* Stated goal
Render every line below as a Markdown table with the columns Row and Line, giving each line a row number and leaving out blank lines. Omit the pictures from your answer.

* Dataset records
★ ★ ★ ★
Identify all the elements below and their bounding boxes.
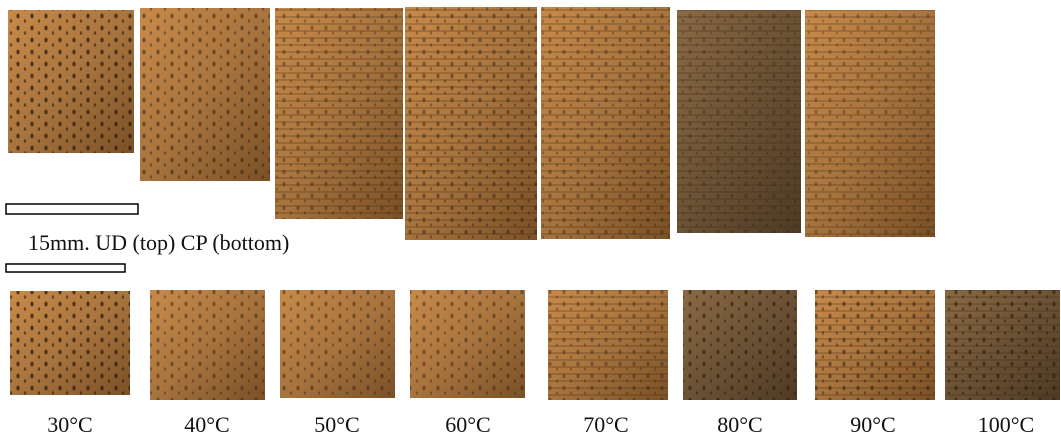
temperature-label: 90°C (850, 412, 895, 437)
sample (945, 290, 1060, 400)
sample (275, 8, 403, 219)
sample (8, 10, 134, 153)
sample (150, 290, 265, 400)
temperature-label: 70°C (583, 412, 628, 437)
temperature-label: 80°C (717, 412, 762, 437)
sample (140, 8, 270, 181)
sample (10, 291, 130, 395)
caption: 15mm. UD (top) CP (bottom) (28, 230, 289, 255)
sample (280, 290, 395, 398)
temperature-label: 100°C (978, 412, 1034, 437)
sample (548, 290, 668, 400)
sample (541, 7, 670, 239)
ud-samples (8, 7, 935, 240)
scale-bar (6, 204, 138, 214)
sample (677, 10, 801, 233)
figure: 15mm. UD (top) CP (bottom) 30°C 40°C 50°… (0, 0, 1061, 440)
temperature-label: 60°C (445, 412, 490, 437)
sample (805, 10, 935, 237)
sample (683, 290, 797, 400)
scale-bar (6, 264, 125, 272)
sample (405, 7, 537, 240)
cp-samples (10, 290, 1060, 400)
temperature-label: 30°C (47, 412, 92, 437)
sample (410, 290, 525, 398)
sample (815, 290, 935, 400)
temperature-label: 40°C (184, 412, 229, 437)
temperature-label: 50°C (314, 412, 359, 437)
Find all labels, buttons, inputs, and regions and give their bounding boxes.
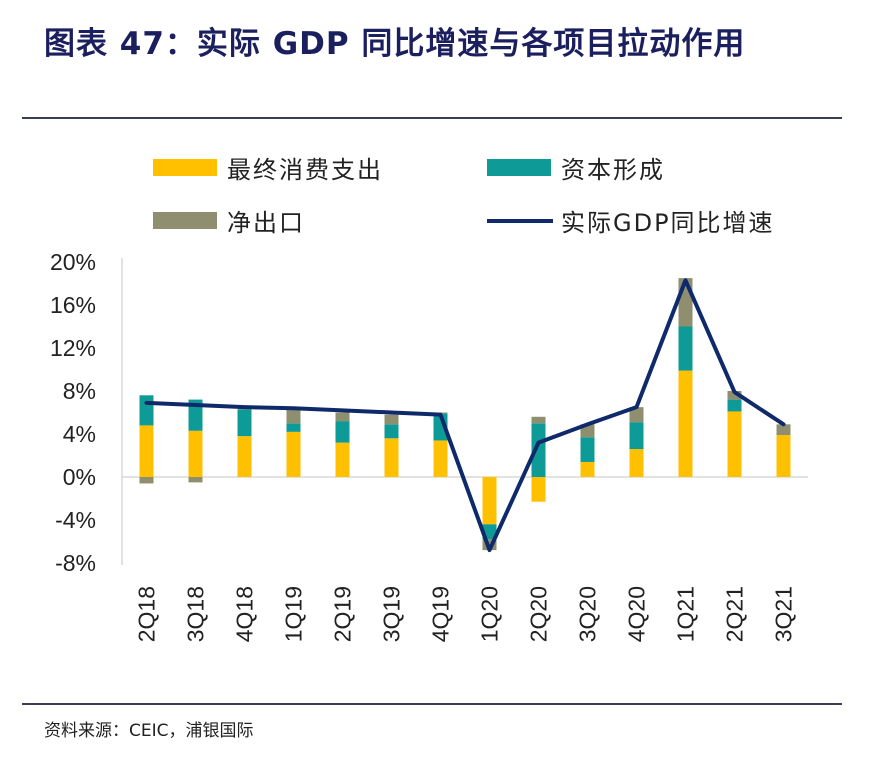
★ ★ ★ ★
* Output for this exercise
| Row | Line |
|---|---|
| 1 | Identify all the elements below and their bounding boxes. |
| 2 | temperature-label: 90°C (850, 412, 895, 437) |
| 3 | sample (945, 290, 1060, 400) |
| 4 | sample (275, 8, 403, 219) |
| 5 | sample (8, 10, 134, 153) |
| 6 | sample (150, 290, 265, 400) |
| 7 | temperature-label: 70°C (583, 412, 628, 437) |
| 8 | temperature-label: 80°C (717, 412, 762, 437) |
| 9 | sample (140, 8, 270, 181) |
| 10 | sample (10, 291, 130, 395) |
| 11 | caption: 15mm. UD (top) CP (bottom) (28, 230, 289, 255) |
| 12 | sample (280, 290, 395, 398) |
| 13 | temperature-label: 100°C (978, 412, 1034, 437) |
| 14 | sample (548, 290, 668, 400) |
| 15 | sample (541, 7, 670, 239) |
| 16 | ud-samples (8, 7, 935, 240) |
| 17 | scale-bar (6, 204, 138, 214) |
| 18 | sample (677, 10, 801, 233) |
| 19 | figure: 15mm. UD (top) CP (bottom) 30°C 40°C 50°… (0, 0, 1061, 440) |
| 20 | temperature-label: 60°C (445, 412, 490, 437) |
| 21 | sample (805, 10, 935, 237) |
| 22 | sample (683, 290, 797, 400) |
| 23 | scale-bar (6, 264, 125, 272) |
| 24 | sample (405, 7, 537, 240) |
| 25 | cp-samples (10, 290, 1060, 400) |
| 26 | temperature-label: 30°C (47, 412, 92, 437) |
| 27 | sample (410, 290, 525, 398) |
| 28 | sample (815, 290, 935, 400) |
| 29 | temperature-label: 40°C (184, 412, 229, 437) |
| 30 | temperature-label: 50°C (314, 412, 359, 437) |
| 31 | Find all labels, buttons, inputs, and regions and give their bounding boxes. |